▸ Your task: Look through the lines below and extract each one that contains "Corrección".

▸ Data in this exercise:
####

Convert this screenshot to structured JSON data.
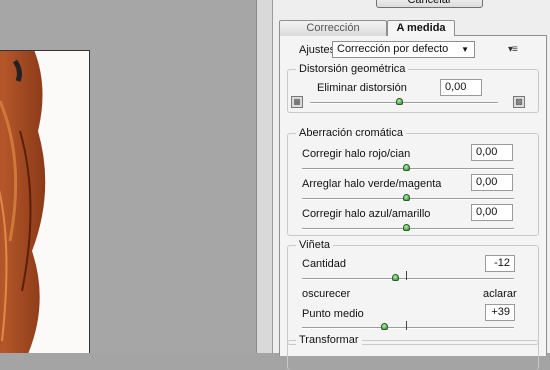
{
  "dialog": {
    "cancel_label": "Cancelar"
  },
  "tabs": [
    {
      "label": "Corrección automática",
      "active": false
    },
    {
      "label": "A medida",
      "active": true
    }
  ],
  "settings": {
    "label": "Ajustes:",
    "value": "Corrección por defecto"
  },
  "distortion": {
    "title": "Distorsión geométrica",
    "remove_label": "Eliminar distorsión",
    "remove_value": "0,00",
    "slider_position": 0.5
  },
  "chromatic": {
    "title": "Aberración cromática",
    "rows": [
      {
        "label": "Corregir halo rojo/cian",
        "value": "0,00",
        "slider_position": 0.5
      },
      {
        "label": "Arreglar halo verde/magenta",
        "value": "0,00",
        "slider_position": 0.5
      },
      {
        "label": "Corregir halo azul/amarillo",
        "value": "0,00",
        "slider_position": 0.5
      }
    ]
  },
  "vignette": {
    "title": "Viñeta",
    "amount_label": "Cantidad",
    "amount_value": "-12",
    "amount_position": 0.44,
    "darken_label": "oscurecer",
    "lighten_label": "aclarar",
    "midpoint_label": "Punto medio",
    "midpoint_value": "+39",
    "midpoint_position": 0.39
  },
  "transform": {
    "title": "Transformar"
  },
  "colors": {
    "panel_bg": "#f4f4f4",
    "thumb": "#2a8a3a",
    "preview_bg": "#a6a6a6"
  }
}
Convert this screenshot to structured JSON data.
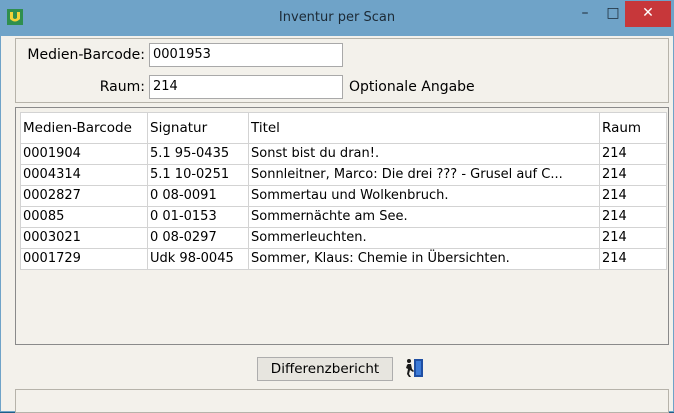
{
  "window": {
    "title": "Inventur per Scan",
    "minimize": "–",
    "maximize": "□",
    "close": "✕"
  },
  "form": {
    "barcode_label": "Medien-Barcode:",
    "barcode_value": "0001953",
    "raum_label": "Raum:",
    "raum_value": "214",
    "raum_hint": "Optionale Angabe"
  },
  "table": {
    "headers": [
      "Medien-Barcode",
      "Signatur",
      "Titel",
      "Raum"
    ],
    "rows": [
      [
        "0001904",
        "5.1 95-0435",
        "Sonst bist du dran!.",
        "214"
      ],
      [
        "0004314",
        "5.1 10-0251",
        "Sonnleitner, Marco: Die drei ??? - Grusel auf C...",
        "214"
      ],
      [
        "0002827",
        "0 08-0091",
        "Sommertau und Wolkenbruch.",
        "214"
      ],
      [
        "00085",
        "0 01-0153",
        "Sommernächte am See.",
        "214"
      ],
      [
        "0003021",
        "0 08-0297",
        "Sommerleuchten.",
        "214"
      ],
      [
        "0001729",
        "Udk 98-0045",
        "Sommer, Klaus: Chemie in Übersichten.",
        "214"
      ]
    ]
  },
  "footer": {
    "diff_button": "Differenzbericht"
  },
  "colors": {
    "titlebar": "#6fa3c8",
    "close": "#c7373a",
    "window_bg": "#f3f1eb"
  },
  "icons": {
    "app": "app-logo-icon",
    "exit": "exit-door-icon"
  }
}
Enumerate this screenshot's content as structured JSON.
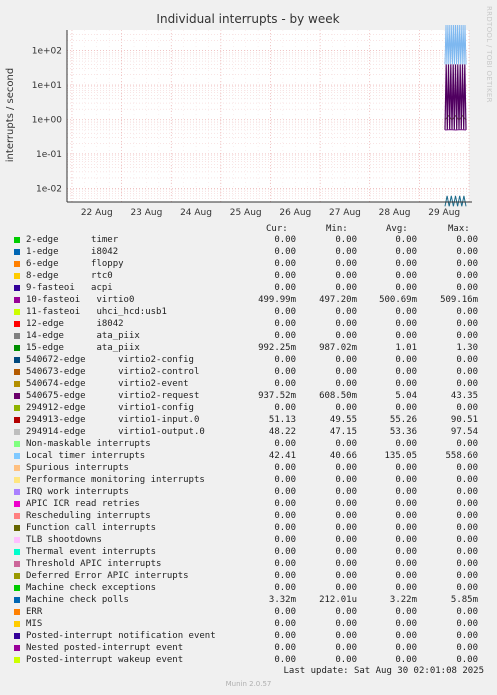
{
  "chart_data": {
    "type": "line",
    "title": "Individual interrupts - by week",
    "ylabel": "interrupts / second",
    "yscale": "log",
    "ylim": [
      0.004,
      400
    ],
    "y_ticks": [
      "1e+02",
      "1e+01",
      "1e+00",
      "1e-01",
      "1e-02"
    ],
    "x_ticks": [
      "22 Aug",
      "23 Aug",
      "24 Aug",
      "25 Aug",
      "26 Aug",
      "27 Aug",
      "28 Aug",
      "29 Aug"
    ],
    "grid": true,
    "series_plotted": [
      {
        "name": "Local timer interrupts",
        "color": "#7eb8f0",
        "range": [
          40,
          558
        ]
      },
      {
        "name": "15-edge",
        "color": "#6a8a2a",
        "range": [
          0.98,
          1.3
        ]
      },
      {
        "name": "540675-edge",
        "color": "#500060",
        "range": [
          0.5,
          40
        ]
      },
      {
        "name": "10-fasteoi",
        "color": "#7a1a8a",
        "range": [
          0.497,
          0.509
        ]
      },
      {
        "name": "Machine check polls",
        "color": "#1a6a8a",
        "range": [
          0.003,
          0.006
        ]
      }
    ]
  },
  "legend": {
    "headers": {
      "cur": "Cur:",
      "min": "Min:",
      "avg": "Avg:",
      "max": "Max:"
    },
    "rows": [
      {
        "label": "2-edge      timer",
        "color": "#00cc00",
        "cur": "0.00",
        "min": "0.00",
        "avg": "0.00",
        "max": "0.00"
      },
      {
        "label": "1-edge      i8042",
        "color": "#0066b3",
        "cur": "0.00",
        "min": "0.00",
        "avg": "0.00",
        "max": "0.00"
      },
      {
        "label": "6-edge      floppy",
        "color": "#ff8000",
        "cur": "0.00",
        "min": "0.00",
        "avg": "0.00",
        "max": "0.00"
      },
      {
        "label": "8-edge      rtc0",
        "color": "#ffcc00",
        "cur": "0.00",
        "min": "0.00",
        "avg": "0.00",
        "max": "0.00"
      },
      {
        "label": "9-fasteoi   acpi",
        "color": "#330099",
        "cur": "0.00",
        "min": "0.00",
        "avg": "0.00",
        "max": "0.00"
      },
      {
        "label": "10-fasteoi   virtio0",
        "color": "#990099",
        "cur": "499.99m",
        "min": "497.20m",
        "avg": "500.69m",
        "max": "509.16m"
      },
      {
        "label": "11-fasteoi   uhci_hcd:usb1",
        "color": "#ccff00",
        "cur": "0.00",
        "min": "0.00",
        "avg": "0.00",
        "max": "0.00"
      },
      {
        "label": "12-edge      i8042",
        "color": "#ff0000",
        "cur": "0.00",
        "min": "0.00",
        "avg": "0.00",
        "max": "0.00"
      },
      {
        "label": "14-edge      ata_piix",
        "color": "#808080",
        "cur": "0.00",
        "min": "0.00",
        "avg": "0.00",
        "max": "0.00"
      },
      {
        "label": "15-edge      ata_piix",
        "color": "#008f00",
        "cur": "992.25m",
        "min": "987.02m",
        "avg": "1.01",
        "max": "1.30"
      },
      {
        "label": "540672-edge      virtio2-config",
        "color": "#00487d",
        "cur": "0.00",
        "min": "0.00",
        "avg": "0.00",
        "max": "0.00"
      },
      {
        "label": "540673-edge      virtio2-control",
        "color": "#b35a00",
        "cur": "0.00",
        "min": "0.00",
        "avg": "0.00",
        "max": "0.00"
      },
      {
        "label": "540674-edge      virtio2-event",
        "color": "#b38f00",
        "cur": "0.00",
        "min": "0.00",
        "avg": "0.00",
        "max": "0.00"
      },
      {
        "label": "540675-edge      virtio2-request",
        "color": "#6b006b",
        "cur": "937.52m",
        "min": "608.50m",
        "avg": "5.04",
        "max": "43.35"
      },
      {
        "label": "294912-edge      virtio1-config",
        "color": "#8fb300",
        "cur": "0.00",
        "min": "0.00",
        "avg": "0.00",
        "max": "0.00"
      },
      {
        "label": "294913-edge      virtio1-input.0",
        "color": "#b30000",
        "cur": "51.13",
        "min": "49.55",
        "avg": "55.26",
        "max": "90.51"
      },
      {
        "label": "294914-edge      virtio1-output.0",
        "color": "#bebebe",
        "cur": "48.22",
        "min": "47.15",
        "avg": "53.36",
        "max": "97.54"
      },
      {
        "label": "Non-maskable interrupts",
        "color": "#80ff80",
        "cur": "0.00",
        "min": "0.00",
        "avg": "0.00",
        "max": "0.00"
      },
      {
        "label": "Local timer interrupts",
        "color": "#80c9ff",
        "cur": "42.41",
        "min": "40.66",
        "avg": "135.05",
        "max": "558.60"
      },
      {
        "label": "Spurious interrupts",
        "color": "#ffc080",
        "cur": "0.00",
        "min": "0.00",
        "avg": "0.00",
        "max": "0.00"
      },
      {
        "label": "Performance monitoring interrupts",
        "color": "#ffe680",
        "cur": "0.00",
        "min": "0.00",
        "avg": "0.00",
        "max": "0.00"
      },
      {
        "label": "IRQ work interrupts",
        "color": "#aa80ff",
        "cur": "0.00",
        "min": "0.00",
        "avg": "0.00",
        "max": "0.00"
      },
      {
        "label": "APIC ICR read retries",
        "color": "#ee00cc",
        "cur": "0.00",
        "min": "0.00",
        "avg": "0.00",
        "max": "0.00"
      },
      {
        "label": "Rescheduling interrupts",
        "color": "#ff8080",
        "cur": "0.00",
        "min": "0.00",
        "avg": "0.00",
        "max": "0.00"
      },
      {
        "label": "Function call interrupts",
        "color": "#666600",
        "cur": "0.00",
        "min": "0.00",
        "avg": "0.00",
        "max": "0.00"
      },
      {
        "label": "TLB shootdowns",
        "color": "#ffbfff",
        "cur": "0.00",
        "min": "0.00",
        "avg": "0.00",
        "max": "0.00"
      },
      {
        "label": "Thermal event interrupts",
        "color": "#00ffcc",
        "cur": "0.00",
        "min": "0.00",
        "avg": "0.00",
        "max": "0.00"
      },
      {
        "label": "Threshold APIC interrupts",
        "color": "#cc6699",
        "cur": "0.00",
        "min": "0.00",
        "avg": "0.00",
        "max": "0.00"
      },
      {
        "label": "Deferred Error APIC interrupts",
        "color": "#999900",
        "cur": "0.00",
        "min": "0.00",
        "avg": "0.00",
        "max": "0.00"
      },
      {
        "label": "Machine check exceptions",
        "color": "#00cc00",
        "cur": "0.00",
        "min": "0.00",
        "avg": "0.00",
        "max": "0.00"
      },
      {
        "label": "Machine check polls",
        "color": "#0066b3",
        "cur": "3.32m",
        "min": "212.01u",
        "avg": "3.22m",
        "max": "5.85m"
      },
      {
        "label": "ERR",
        "color": "#ff8000",
        "cur": "0.00",
        "min": "0.00",
        "avg": "0.00",
        "max": "0.00"
      },
      {
        "label": "MIS",
        "color": "#ffcc00",
        "cur": "0.00",
        "min": "0.00",
        "avg": "0.00",
        "max": "0.00"
      },
      {
        "label": "Posted-interrupt notification event",
        "color": "#330099",
        "cur": "0.00",
        "min": "0.00",
        "avg": "0.00",
        "max": "0.00"
      },
      {
        "label": "Nested posted-interrupt event",
        "color": "#990099",
        "cur": "0.00",
        "min": "0.00",
        "avg": "0.00",
        "max": "0.00"
      },
      {
        "label": "Posted-interrupt wakeup event",
        "color": "#ccff00",
        "cur": "0.00",
        "min": "0.00",
        "avg": "0.00",
        "max": "0.00"
      }
    ]
  },
  "last_update": "Last update: Sat Aug 30 02:01:08 2025",
  "footer": "Munin 2.0.57",
  "side_label": "RRDTOOL / TOBI OETIKER"
}
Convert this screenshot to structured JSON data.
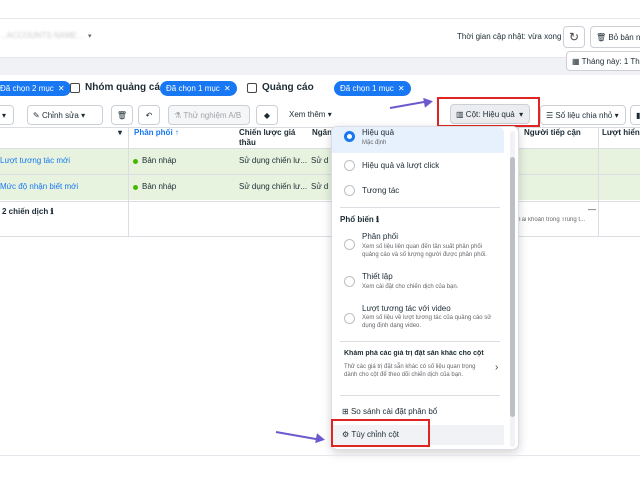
{
  "topbar": {
    "account_name": "...ACCOUNTS NAME...",
    "updated_text": "Thời gian cập nhật: vừa xong",
    "draft_label": "Bỏ bản nh",
    "date_label": "Tháng này: 1 Th"
  },
  "levels": {
    "campaign_chip": "Đã chọn 2 mục",
    "adset_label": "Nhóm quảng cáo",
    "adset_chip": "Đã chọn 1 mục",
    "ad_label": "Quảng cáo",
    "ad_chip": "Đã chọn 1 mục"
  },
  "toolbar": {
    "edit_label": "Chỉnh sửa",
    "abtest_label": "Thử nghiệm A/B",
    "more_label": "Xem thêm",
    "columns_label": "Cột: Hiệu quả",
    "breakdown_label": "Số liệu chia nhỏ"
  },
  "table": {
    "headers": {
      "delivery": "Phân phối ↑",
      "bid_strategy": "Chiến lược giá thầu",
      "budget": "Ngân",
      "reach": "Người tiếp cận",
      "results": "Lượt hiển t"
    },
    "rows": [
      {
        "name": "Lượt tương tác mới",
        "status": "Bản nháp",
        "bid": "Sử dụng chiến lư...",
        "budget": "Sử d"
      },
      {
        "name": "Mức độ nhận biết mới",
        "status": "Bản nháp",
        "bid": "Sử dụng chiến lư...",
        "budget": "Sử d"
      }
    ],
    "summary": "2 chiến dịch",
    "reach_dash": "—",
    "reach_note": "Tài khoản trong Trung t..."
  },
  "dropdown": {
    "options": [
      {
        "title": "Hiệu quả",
        "desc": "Mặc định",
        "selected": true
      },
      {
        "title": "Hiệu quả và lượt click",
        "desc": ""
      },
      {
        "title": "Tương tác",
        "desc": ""
      }
    ],
    "popular_title": "Phổ biến",
    "popular": [
      {
        "title": "Phân phối",
        "desc": "Xem số liệu liên quan đến tần suất phân phối quảng cáo và số lượng người được phân phối."
      },
      {
        "title": "Thiết lập",
        "desc": "Xem cài đặt cho chiến dịch của bạn."
      },
      {
        "title": "Lượt tương tác với video",
        "desc": "Xem số liệu về lượt tương tác của quảng cáo sử dụng định dạng video."
      }
    ],
    "explore_title": "Khám phá các giá trị đặt sẵn khác cho cột",
    "explore_desc": "Thử các giá trị đặt sẵn khác có số liệu quan trọng dành cho cột để theo dõi chiến dịch của bạn.",
    "compare_label": "So sánh cài đặt phân bổ",
    "customize_label": "Tùy chỉnh cột"
  },
  "colors": {
    "accent": "#1877f2",
    "highlight_box": "#e02424",
    "arrow": "#6a5acd",
    "row_bg": "#e7f3df"
  }
}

####

▸ Response below:
      "label": "Corrección automática",
    "value": "Corrección por defecto"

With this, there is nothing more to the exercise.